PROBLEM DESCRIPTION
In the records that follow, show each line where the word "Setup" is present.

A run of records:
---
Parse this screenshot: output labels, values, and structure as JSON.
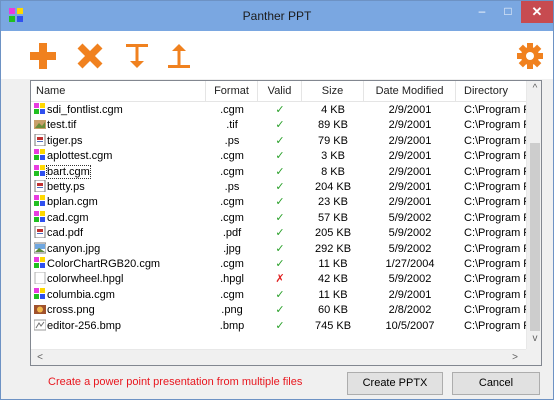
{
  "window": {
    "title": "Panther PPT",
    "minimize": "–",
    "maximize": "□",
    "close": "✕"
  },
  "toolbar": {
    "add": {
      "icon": "plus-icon",
      "color": "#f0811f"
    },
    "remove": {
      "icon": "x-icon",
      "color": "#f0811f"
    },
    "move_down": {
      "icon": "arrow-down-to-line-icon",
      "color": "#f0811f"
    },
    "move_up": {
      "icon": "arrow-up-from-line-icon",
      "color": "#f0811f"
    },
    "settings": {
      "icon": "gear-icon",
      "color": "#f0811f"
    }
  },
  "table": {
    "columns": [
      "Name",
      "Format",
      "Valid",
      "Size",
      "Date Modified",
      "Directory"
    ],
    "rows": [
      {
        "name": "sdi_fontlist.cgm",
        "icon": "cgm-file-icon",
        "format": ".cgm",
        "valid": "✓",
        "size": "4 KB",
        "date": "2/9/2001",
        "dir": "C:\\Program F"
      },
      {
        "name": "test.tif",
        "icon": "tif-file-icon",
        "format": ".tif",
        "valid": "✓",
        "size": "89 KB",
        "date": "2/9/2001",
        "dir": "C:\\Program F"
      },
      {
        "name": "tiger.ps",
        "icon": "ps-file-icon",
        "format": ".ps",
        "valid": "✓",
        "size": "79 KB",
        "date": "2/9/2001",
        "dir": "C:\\Program F"
      },
      {
        "name": "aplottest.cgm",
        "icon": "cgm-file-icon",
        "format": ".cgm",
        "valid": "✓",
        "size": "3 KB",
        "date": "2/9/2001",
        "dir": "C:\\Program F"
      },
      {
        "name": "bart.cgm",
        "icon": "cgm-file-icon",
        "format": ".cgm",
        "valid": "✓",
        "size": "8 KB",
        "date": "2/9/2001",
        "dir": "C:\\Program F"
      },
      {
        "name": "betty.ps",
        "icon": "ps-file-icon",
        "format": ".ps",
        "valid": "✓",
        "size": "204 KB",
        "date": "2/9/2001",
        "dir": "C:\\Program F"
      },
      {
        "name": "bplan.cgm",
        "icon": "cgm-file-icon",
        "format": ".cgm",
        "valid": "✓",
        "size": "23 KB",
        "date": "2/9/2001",
        "dir": "C:\\Program F"
      },
      {
        "name": "cad.cgm",
        "icon": "cgm-file-icon",
        "format": ".cgm",
        "valid": "✓",
        "size": "57 KB",
        "date": "5/9/2002",
        "dir": "C:\\Program F"
      },
      {
        "name": "cad.pdf",
        "icon": "pdf-file-icon",
        "format": ".pdf",
        "valid": "✓",
        "size": "205 KB",
        "date": "5/9/2002",
        "dir": "C:\\Program F"
      },
      {
        "name": "canyon.jpg",
        "icon": "jpg-file-icon",
        "format": ".jpg",
        "valid": "✓",
        "size": "292 KB",
        "date": "5/9/2002",
        "dir": "C:\\Program F"
      },
      {
        "name": "ColorChartRGB20.cgm",
        "icon": "cgm-file-icon",
        "format": ".cgm",
        "valid": "✓",
        "size": "11 KB",
        "date": "1/27/2004",
        "dir": "C:\\Program F"
      },
      {
        "name": "colorwheel.hpgl",
        "icon": "hpgl-file-icon",
        "format": ".hpgl",
        "valid": "✗",
        "size": "42 KB",
        "date": "5/9/2002",
        "dir": "C:\\Program F"
      },
      {
        "name": "columbia.cgm",
        "icon": "cgm-file-icon",
        "format": ".cgm",
        "valid": "✓",
        "size": "11 KB",
        "date": "2/9/2001",
        "dir": "C:\\Program F"
      },
      {
        "name": "cross.png",
        "icon": "png-file-icon",
        "format": ".png",
        "valid": "✓",
        "size": "60 KB",
        "date": "2/8/2002",
        "dir": "C:\\Program F"
      },
      {
        "name": "editor-256.bmp",
        "icon": "bmp-file-icon",
        "format": ".bmp",
        "valid": "✓",
        "size": "745 KB",
        "date": "10/5/2007",
        "dir": "C:\\Program F"
      }
    ]
  },
  "scroll": {
    "up": "^",
    "down": "v",
    "left": "<",
    "right": ">"
  },
  "footer": {
    "message": "Create a power point presentation from multiple files",
    "create_label": "Create PPTX",
    "cancel_label": "Cancel"
  }
}
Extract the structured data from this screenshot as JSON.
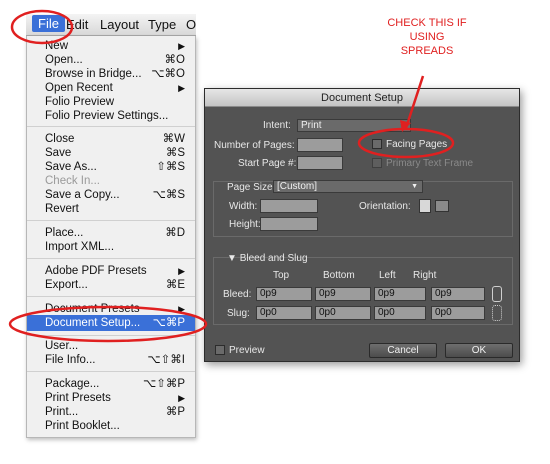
{
  "menubar": {
    "items": [
      "File",
      "Edit",
      "Layout",
      "Type",
      "O"
    ]
  },
  "menu": {
    "items": [
      {
        "label": "New",
        "submenu": true
      },
      {
        "label": "Open...",
        "shortcut": "⌘O"
      },
      {
        "label": "Browse in Bridge...",
        "shortcut": "⌥⌘O"
      },
      {
        "label": "Open Recent",
        "submenu": true
      },
      {
        "label": "Folio Preview"
      },
      {
        "label": "Folio Preview Settings..."
      },
      {
        "label": "Close",
        "shortcut": "⌘W"
      },
      {
        "label": "Save",
        "shortcut": "⌘S"
      },
      {
        "label": "Save As...",
        "shortcut": "⇧⌘S"
      },
      {
        "label": "Check In...",
        "disabled": true
      },
      {
        "label": "Save a Copy...",
        "shortcut": "⌥⌘S"
      },
      {
        "label": "Revert"
      },
      {
        "label": "Place...",
        "shortcut": "⌘D"
      },
      {
        "label": "Import XML..."
      },
      {
        "label": "Adobe PDF Presets",
        "submenu": true
      },
      {
        "label": "Export...",
        "shortcut": "⌘E"
      },
      {
        "label": "Document Presets",
        "submenu": true
      },
      {
        "label": "Document Setup...",
        "shortcut": "⌥⌘P",
        "highlighted": true
      },
      {
        "label": "User..."
      },
      {
        "label": "File Info...",
        "shortcut": "⌥⇧⌘I"
      },
      {
        "label": "Package...",
        "shortcut": "⌥⇧⌘P"
      },
      {
        "label": "Print Presets",
        "submenu": true
      },
      {
        "label": "Print...",
        "shortcut": "⌘P"
      },
      {
        "label": "Print Booklet..."
      }
    ]
  },
  "dialog": {
    "title": "Document Setup",
    "intent_label": "Intent:",
    "intent_value": "Print",
    "pages_label": "Number of Pages:",
    "start_label": "Start Page #:",
    "facing_pages_label": "Facing Pages",
    "primary_text_frame_label": "Primary Text Frame",
    "page_size_label": "Page Size:",
    "page_size_value": "[Custom]",
    "width_label": "Width:",
    "height_label": "Height:",
    "orientation_label": "Orientation:",
    "bleed_slug_label": "Bleed and Slug",
    "columns": [
      "Top",
      "Bottom",
      "Left",
      "Right"
    ],
    "bleed_label": "Bleed:",
    "bleed_values": [
      "0p9",
      "0p9",
      "0p9",
      "0p9"
    ],
    "slug_label": "Slug:",
    "slug_values": [
      "0p0",
      "0p0",
      "0p0",
      "0p0"
    ],
    "preview_label": "Preview",
    "cancel_label": "Cancel",
    "ok_label": "OK"
  },
  "annotation": {
    "text": "CHECK THIS IF USING SPREADS",
    "color": "#e02020"
  },
  "colors": {
    "menu_highlight": "#3a70d8",
    "dialog_bg": "#535353",
    "annotation": "#e02020"
  }
}
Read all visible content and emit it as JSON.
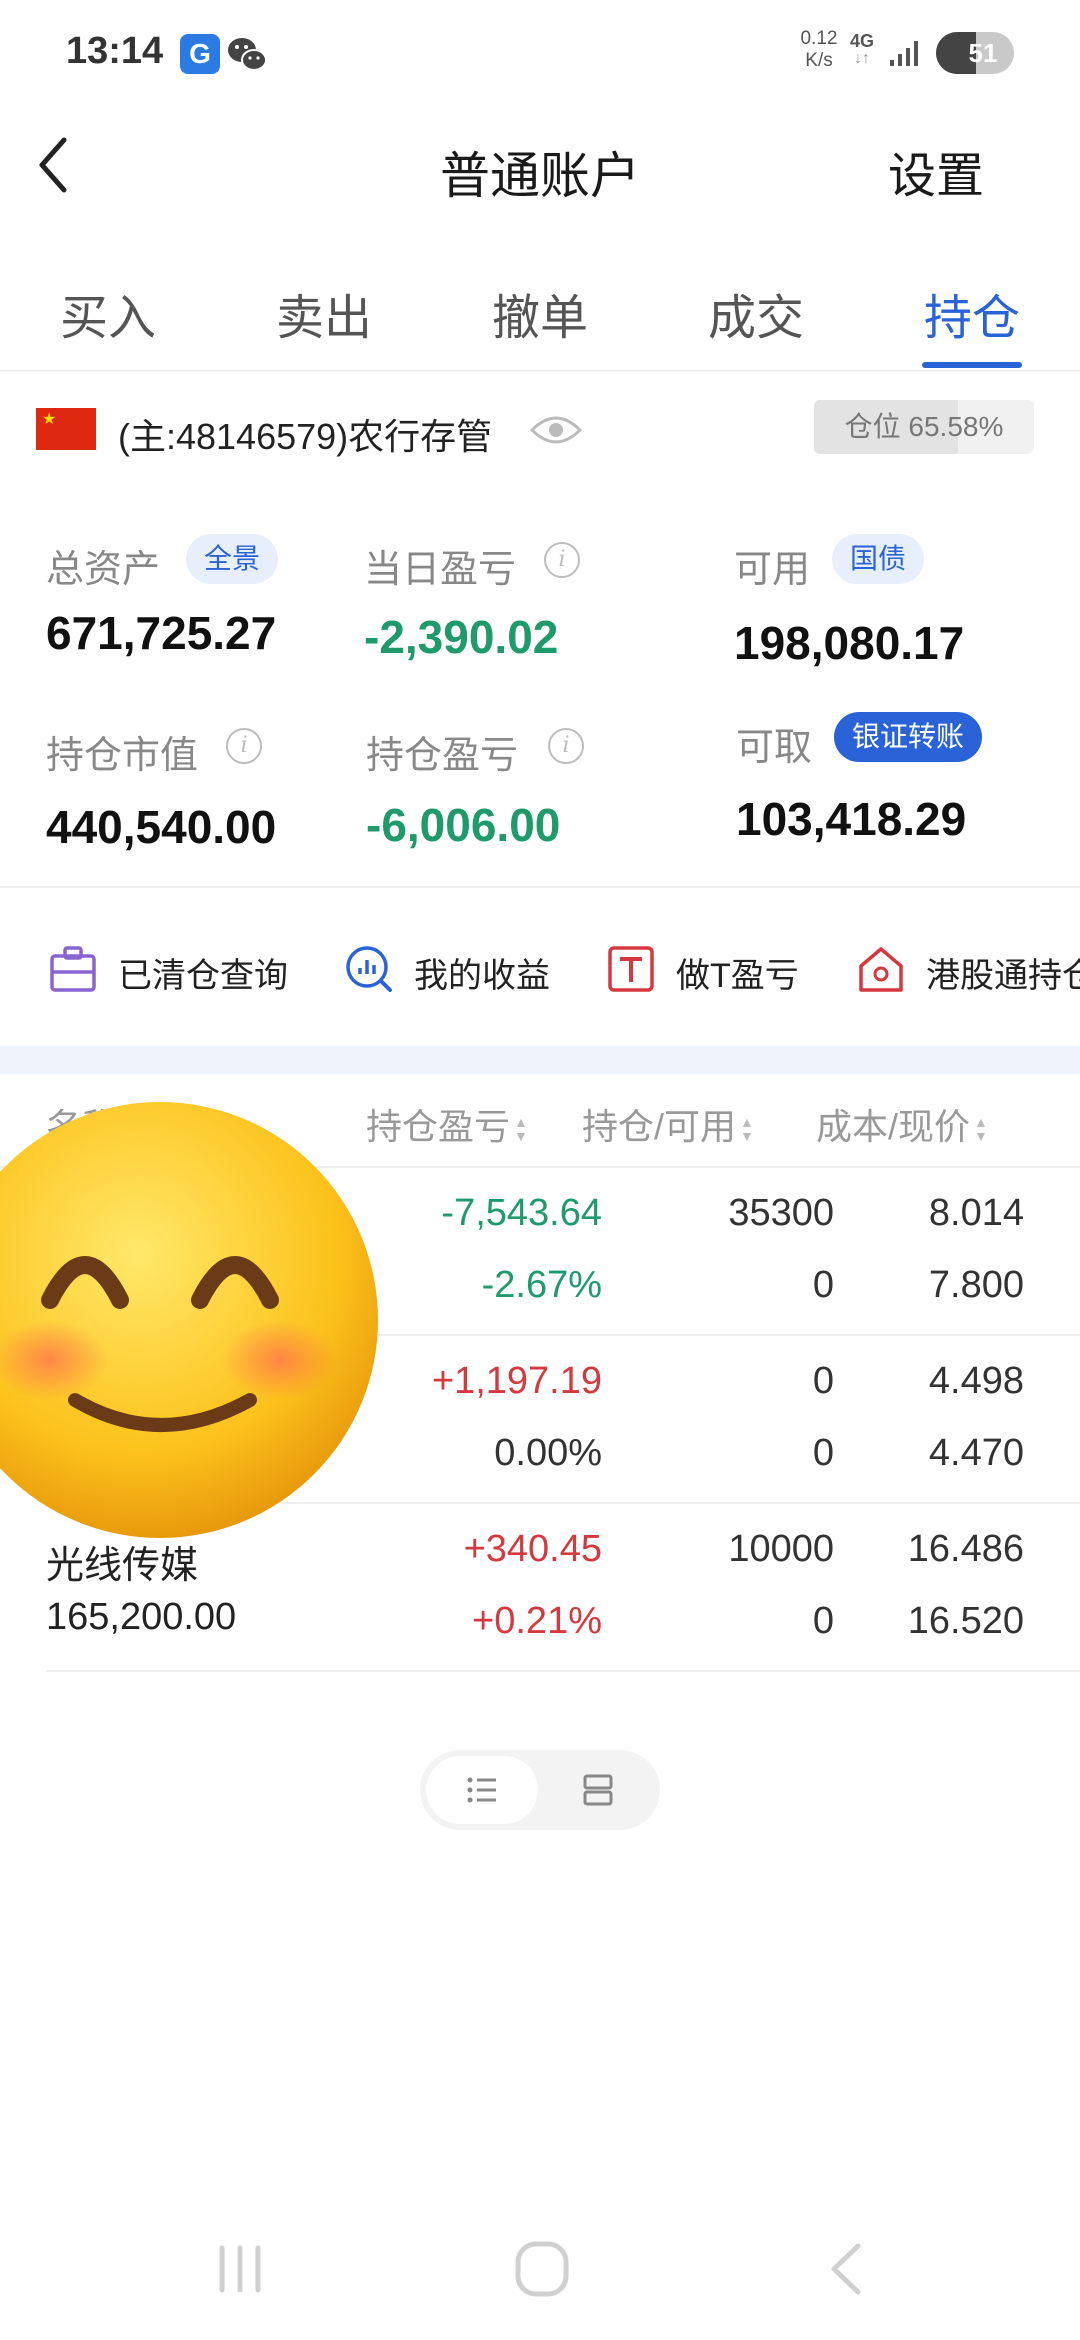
{
  "status_bar": {
    "time": "13:14",
    "net_speed_value": "0.12",
    "net_speed_unit": "K/s",
    "network_type": "4G",
    "battery": "51",
    "battery_level": 0.51,
    "app_icon_letter": "G"
  },
  "header": {
    "title": "普通账户",
    "settings_label": "设置"
  },
  "tabs": [
    {
      "label": "买入",
      "active": false
    },
    {
      "label": "卖出",
      "active": false
    },
    {
      "label": "撤单",
      "active": false
    },
    {
      "label": "成交",
      "active": false
    },
    {
      "label": "持仓",
      "active": true
    }
  ],
  "account": {
    "name": "(主:48146579)农行存管",
    "position_ratio_label": "仓位 65.58%",
    "position_ratio": 0.6558
  },
  "summary": {
    "total_assets": {
      "label": "总资产",
      "badge": "全景",
      "value": "671,725.27"
    },
    "daily_pnl": {
      "label": "当日盈亏",
      "value": "-2,390.02"
    },
    "available": {
      "label": "可用",
      "badge": "国债",
      "value": "198,080.17"
    },
    "market_value": {
      "label": "持仓市值",
      "value": "440,540.00"
    },
    "position_pnl": {
      "label": "持仓盈亏",
      "value": "-6,006.00"
    },
    "withdrawable": {
      "label": "可取",
      "badge": "银证转账",
      "value": "103,418.29"
    }
  },
  "tools": [
    {
      "label": "已清仓查询",
      "icon": "briefcase-icon"
    },
    {
      "label": "我的收益",
      "icon": "chart-search-icon"
    },
    {
      "label": "做T盈亏",
      "icon": "t-box-icon"
    },
    {
      "label": "港股通持仓",
      "icon": "hk-home-icon"
    }
  ],
  "table": {
    "headers": [
      "名称/市值",
      "持仓盈亏",
      "持仓/可用",
      "成本/现价"
    ],
    "rows": [
      {
        "name": "",
        "value": "",
        "pnl": "-7,543.64",
        "pnl_pct": "-2.67%",
        "hold": "35300",
        "avail": "0",
        "cost": "8.014",
        "price": "7.800",
        "pnl_color": "green"
      },
      {
        "name": "",
        "value": "",
        "pnl": "+1,197.19",
        "pnl_pct": "0.00%",
        "hold": "0",
        "avail": "0",
        "cost": "4.498",
        "price": "4.470",
        "pnl_color": "red"
      },
      {
        "name": "光线传媒",
        "value": "165,200.00",
        "pnl": "+340.45",
        "pnl_pct": "+0.21%",
        "hold": "10000",
        "avail": "0",
        "cost": "16.486",
        "price": "16.520",
        "pnl_color": "red"
      }
    ]
  },
  "colors": {
    "accent": "#2a62d8",
    "loss": "#1f9a6b",
    "gain": "#d6393d"
  }
}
---
RESULT BELOW
        "label": "Document Setup...",
    "title": "Document Setup",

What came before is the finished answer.